Text to read:
start

Despite my own promises, here is a hybrid followup for both [BOORU_CHARS datasets](https://nyaa.si/view/1740396) and [safebooru-centric composite rips](https://nyaa.si/view/1733499).
This time a main source was **danbooru** (safe+questionable, interval **ID 6640000..8200000 = 31.08.2023..24.09.2024**),
"the best of" furry-related **e621** and loli-enabled **gelbooru** for the same interval were used as addon.
Similar to rips :
- images initially filtered Mpixels>=0.48, shorter_side>=600 px, volume>=60000 bytes, no animations
stripes dropped or cropped to aspect ratio 0.4..2.1
- PNG/WEBP/AVIF converted to JPG using **cjpegli 96% quality** (2000000 bytes limit)
modest downsampling done to typical longer side 2560px (landscape) 1920px (1x1) 2480px (portrait)
- verbose file naming used **"%website% - %id% - %up_to_3_copyrights% ~ %up_to_5_characters% (%up_to_2_artists%).jpg"**
files uniquely identified by "%website%+%id%"
Similar to datasets extensive processing done and used for content sorting :
- some general image statistics got with EXIFTOOL and [IMAGE MAGICK](https://imagemagick.org)
- content analisys was mostly the same as BC2023 with actual software and models
- [CRAFT text detector](https://github.com/fcakyon/craft-text-detector) used to estimate total size and number of text pieces
- torso components detected with [custom PyTorch model](https://github.com/aperveyev/booru_yolo/tree/main/models)

end

Listed entries:
start

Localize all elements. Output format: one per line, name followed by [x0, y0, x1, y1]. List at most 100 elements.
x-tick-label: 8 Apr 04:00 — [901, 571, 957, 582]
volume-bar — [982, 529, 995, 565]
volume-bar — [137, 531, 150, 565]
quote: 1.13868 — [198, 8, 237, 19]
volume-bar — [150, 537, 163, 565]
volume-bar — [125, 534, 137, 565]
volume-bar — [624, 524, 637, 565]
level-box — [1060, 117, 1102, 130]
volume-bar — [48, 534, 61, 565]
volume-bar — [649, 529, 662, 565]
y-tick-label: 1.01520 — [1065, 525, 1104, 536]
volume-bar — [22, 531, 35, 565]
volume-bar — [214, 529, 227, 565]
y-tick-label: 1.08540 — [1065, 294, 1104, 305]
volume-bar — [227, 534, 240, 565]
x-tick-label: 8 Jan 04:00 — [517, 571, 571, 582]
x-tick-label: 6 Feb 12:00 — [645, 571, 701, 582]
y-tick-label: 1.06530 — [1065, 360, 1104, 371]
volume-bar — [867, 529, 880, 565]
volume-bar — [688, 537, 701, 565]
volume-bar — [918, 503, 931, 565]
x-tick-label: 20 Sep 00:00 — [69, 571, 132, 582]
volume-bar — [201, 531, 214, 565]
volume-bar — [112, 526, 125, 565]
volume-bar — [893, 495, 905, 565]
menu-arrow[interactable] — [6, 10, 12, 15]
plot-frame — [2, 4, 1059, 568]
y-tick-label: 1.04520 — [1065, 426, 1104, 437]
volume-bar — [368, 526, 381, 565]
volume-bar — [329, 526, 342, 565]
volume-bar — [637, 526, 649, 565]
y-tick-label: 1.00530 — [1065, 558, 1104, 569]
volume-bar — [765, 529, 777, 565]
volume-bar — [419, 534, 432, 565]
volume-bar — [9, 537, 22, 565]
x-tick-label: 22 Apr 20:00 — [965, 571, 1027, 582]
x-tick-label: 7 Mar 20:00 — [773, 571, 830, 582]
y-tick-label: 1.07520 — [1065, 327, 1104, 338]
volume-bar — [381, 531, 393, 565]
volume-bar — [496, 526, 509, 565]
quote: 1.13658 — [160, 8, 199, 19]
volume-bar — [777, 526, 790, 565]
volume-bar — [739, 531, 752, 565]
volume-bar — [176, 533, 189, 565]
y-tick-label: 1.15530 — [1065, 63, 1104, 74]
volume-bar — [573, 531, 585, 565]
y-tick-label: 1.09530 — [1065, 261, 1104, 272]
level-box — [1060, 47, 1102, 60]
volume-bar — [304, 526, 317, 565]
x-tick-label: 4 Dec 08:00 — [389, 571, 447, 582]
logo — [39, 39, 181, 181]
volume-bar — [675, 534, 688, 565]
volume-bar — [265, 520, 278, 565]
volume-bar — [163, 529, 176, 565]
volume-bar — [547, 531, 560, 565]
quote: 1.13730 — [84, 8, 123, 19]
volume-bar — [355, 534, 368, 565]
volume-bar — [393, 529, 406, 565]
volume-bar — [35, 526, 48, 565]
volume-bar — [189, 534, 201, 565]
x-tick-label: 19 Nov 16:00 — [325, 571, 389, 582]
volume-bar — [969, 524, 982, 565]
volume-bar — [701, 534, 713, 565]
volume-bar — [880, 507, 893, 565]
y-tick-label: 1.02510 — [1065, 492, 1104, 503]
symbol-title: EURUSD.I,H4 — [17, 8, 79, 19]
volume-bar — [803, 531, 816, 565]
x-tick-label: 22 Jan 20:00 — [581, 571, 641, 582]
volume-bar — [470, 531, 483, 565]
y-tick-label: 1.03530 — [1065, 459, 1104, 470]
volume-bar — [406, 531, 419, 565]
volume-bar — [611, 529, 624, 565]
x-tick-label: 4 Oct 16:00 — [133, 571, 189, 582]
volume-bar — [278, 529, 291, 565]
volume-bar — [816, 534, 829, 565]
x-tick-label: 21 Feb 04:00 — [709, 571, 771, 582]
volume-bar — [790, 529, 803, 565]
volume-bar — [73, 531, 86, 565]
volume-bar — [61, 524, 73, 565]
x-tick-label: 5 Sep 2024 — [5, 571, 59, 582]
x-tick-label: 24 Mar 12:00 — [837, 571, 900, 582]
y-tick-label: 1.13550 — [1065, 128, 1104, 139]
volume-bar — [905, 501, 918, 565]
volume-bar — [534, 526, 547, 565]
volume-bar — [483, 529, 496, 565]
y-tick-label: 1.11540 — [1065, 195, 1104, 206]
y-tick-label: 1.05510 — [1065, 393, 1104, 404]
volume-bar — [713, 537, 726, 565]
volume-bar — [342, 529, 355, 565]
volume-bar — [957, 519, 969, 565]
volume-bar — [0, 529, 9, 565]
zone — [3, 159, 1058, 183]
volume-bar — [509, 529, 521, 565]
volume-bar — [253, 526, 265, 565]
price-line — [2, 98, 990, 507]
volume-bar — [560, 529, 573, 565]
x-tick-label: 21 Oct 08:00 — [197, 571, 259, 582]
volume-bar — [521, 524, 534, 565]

end

Goals:
**A)** Will you write out the part of the booru dataset post that opens with the words containing "Despite my own" and closes with "(1x1) 2480px (portrait)"?
**B)** Could you write what comes next in the post on the booru image datasets, picking up where it stops?

Task answers:
**A)**
Despite my own promises, here is a hybrid followup for both [BOORU_CHARS datasets](https://nyaa.si/view/1740396) and [safebooru-centric composite rips](https://nyaa.si/view/1733499).
This time a main source was **danbooru** (safe+questionable, interval **ID 6640000..8200000 = 31.08.2023..24.09.2024**),
"the best of" furry-related **e621** and loli-enabled **gelbooru** for the same interval were used as addon.
Similar to rips :
- images initially filtered Mpixels>=0.48, shorter_side>=600 px, volume>=60000 bytes, no animations
stripes dropped or cropped to aspect ratio 0.4..2.1
- PNG/WEBP/AVIF converted to JPG using **cjpegli 96% quality** (2000000 bytes limit)
modest downsampling done to typical longer side 2560px (landscape) 1920px (1x1) 2480px (portrait)

**B)**
being built over [Ultralitics YOLOv11](https://github.com/ultralytics/ultralytics)
- imageboard tags arranged and partially placed inside image EXIF-info
- clustering implemented both
- by aspect ratio { 7x10 +/-4% ; 3x4 +/-10% ; 1x1 +/-20% ; 3x2 +/-40% ; 2x3 +/-40% }
- by detected head-count { 0 heads = letter A, 2 = B, 3-5 heads = C, 6+ heads = D, 1 head = letter E }
- sorting inside cluster based on "attractiveness score function" == "colorful and textless"
- balanced folder/zip typically contains ~1000-2600 files
- least rated images tend to be manga-like and manually reviewed
Content is a little less processed and a little more NSFW compared to predecessors.
Nevertheless :
- real-life photos, no-character landscapes, foods and macro thrown away
- most of comic and N-koma, overtexted images and line-arts filtered out
- too "questionable" images (uncensored nipples or vulva, obvious adult actions) excluded >> BOORU BOOBS planned
- some background crops, gamma correction, rotation, denoise and other nontrivial improvements implemented
Images deduplicatied using [AntiDupl](https://github.com/ermig1979/AntiDupl) up to 2% similarity along with BOORU CHARS 2023 and 2022.
Beside images release contains tab separated texts :
- **BC_2024.tsv** file/image related metadata **1.260.629 rows**
- **BC_2024_tags.tsv** tags list with enrichment 49.041.220 rows
- **BC_2024_yolo.tsv** detailed results for torso components detection 4.431.887 rows
- **BC_2024_yolov11m_aa22.pt** PyTorch YOLOv11 model to get a picture below
and also dedicated "readme" with structures description.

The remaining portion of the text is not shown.